Print the full listing exactly.

(Saved entries)
== == ==

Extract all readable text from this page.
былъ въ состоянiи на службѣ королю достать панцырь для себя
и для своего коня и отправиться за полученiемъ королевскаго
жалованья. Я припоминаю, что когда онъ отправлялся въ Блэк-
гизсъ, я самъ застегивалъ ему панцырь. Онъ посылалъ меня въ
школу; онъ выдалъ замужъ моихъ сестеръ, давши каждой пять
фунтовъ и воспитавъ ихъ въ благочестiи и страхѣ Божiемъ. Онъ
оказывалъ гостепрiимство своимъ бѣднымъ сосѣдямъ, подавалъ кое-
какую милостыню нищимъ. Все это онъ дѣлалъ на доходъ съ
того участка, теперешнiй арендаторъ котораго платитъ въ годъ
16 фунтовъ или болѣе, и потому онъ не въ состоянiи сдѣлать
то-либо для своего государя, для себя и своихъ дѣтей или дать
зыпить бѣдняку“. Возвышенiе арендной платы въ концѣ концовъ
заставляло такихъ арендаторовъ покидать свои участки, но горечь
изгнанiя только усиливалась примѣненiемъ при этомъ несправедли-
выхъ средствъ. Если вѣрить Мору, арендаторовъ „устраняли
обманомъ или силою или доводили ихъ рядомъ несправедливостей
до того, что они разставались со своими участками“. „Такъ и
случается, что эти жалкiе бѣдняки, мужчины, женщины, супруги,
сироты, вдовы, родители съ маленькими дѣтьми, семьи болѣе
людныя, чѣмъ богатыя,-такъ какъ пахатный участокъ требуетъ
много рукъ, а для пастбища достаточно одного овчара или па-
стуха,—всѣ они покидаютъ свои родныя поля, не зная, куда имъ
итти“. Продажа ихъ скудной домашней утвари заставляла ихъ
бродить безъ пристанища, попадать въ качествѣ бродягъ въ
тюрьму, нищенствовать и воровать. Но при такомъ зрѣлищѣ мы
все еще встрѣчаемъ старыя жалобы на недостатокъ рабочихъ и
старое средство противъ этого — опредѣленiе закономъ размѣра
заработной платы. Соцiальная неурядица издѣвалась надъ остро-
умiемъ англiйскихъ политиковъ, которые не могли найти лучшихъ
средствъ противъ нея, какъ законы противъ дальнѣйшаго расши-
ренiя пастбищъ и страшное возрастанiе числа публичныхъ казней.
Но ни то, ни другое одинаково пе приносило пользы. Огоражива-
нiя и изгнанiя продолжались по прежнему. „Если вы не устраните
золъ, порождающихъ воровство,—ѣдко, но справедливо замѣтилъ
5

== == ==

## Completed exercise
Extract all readable text from this page.
былъ въ состоянiи на службѣ королю достать панцырь для себя
и для своего коня и отправиться за полученiемъ королевскаго
жалованья. Я припоминаю, что когда онъ отправлялся въ Блэк-
гизсъ, я самъ застегивалъ ему панцырь. Онъ посылалъ меня въ
школу; онъ выдалъ замужъ моихъ сестеръ, давши каждой пять
фунтовъ и воспитавъ ихъ въ благочестiи и страхѣ Божiемъ. Онъ
оказывалъ гостепрiимство своимъ бѣднымъ сосѣдямъ, подавалъ кое-
какую милостыню нищимъ. Все это онъ дѣлалъ на доходъ съ
того участка, теперешнiй арендаторъ котораго платитъ въ годъ
16 фунтовъ или болѣе, и потому онъ не въ состоянiи сдѣлать
то-либо для своего государя, для себя и своихъ дѣтей или дать
зыпить бѣдняку“. Возвышенiе арендной платы въ концѣ концовъ
заставляло такихъ арендаторовъ покидать свои участки, но горечь
изгнанiя только усиливалась примѣненiемъ при этомъ несправедли-
выхъ средствъ. Если вѣрить Мору, арендаторовъ „устраняли
обманомъ или силою или доводили ихъ рядомъ несправедливостей
до того, что они разставались со своими участками“. „Такъ и
случается, что эти жалкiе бѣдняки, мужчины, женщины, супруги,
сироты, вдовы, родители съ маленькими дѣтьми, семьи болѣе
людныя, чѣмъ богатыя,-такъ какъ пахатный участокъ требуетъ
много рукъ, а для пастбища достаточно одного овчара или па-
стуха,—всѣ они покидаютъ свои родныя поля, не зная, куда имъ
итти“. Продажа ихъ скудной домашней утвари заставляла ихъ
бродить безъ пристанища, попадать въ качествѣ бродягъ въ
тюрьму, нищенствовать и воровать. Но при такомъ зрѣлищѣ мы
все еще встрѣчаемъ старыя жалобы на недостатокъ рабочихъ и
старое средство противъ этого — опредѣленiе закономъ размѣра
заработной платы. Соцiальная неурядица издѣвалась надъ остро-
умiемъ англiйскихъ политиковъ, которые не могли найти лучшихъ
средствъ противъ нея, какъ законы противъ дальнѣйшаго расши-
ренiя пастбищъ и страшное возрастанiе числа публичныхъ казней.
Но ни то, ни другое одинаково пе приносило пользы. Огоражива-
нiя и изгнанiя продолжались по прежнему. „Если вы не устраните
золъ, порождающихъ воровство,—ѣдко, но справедливо замѣтилъ
5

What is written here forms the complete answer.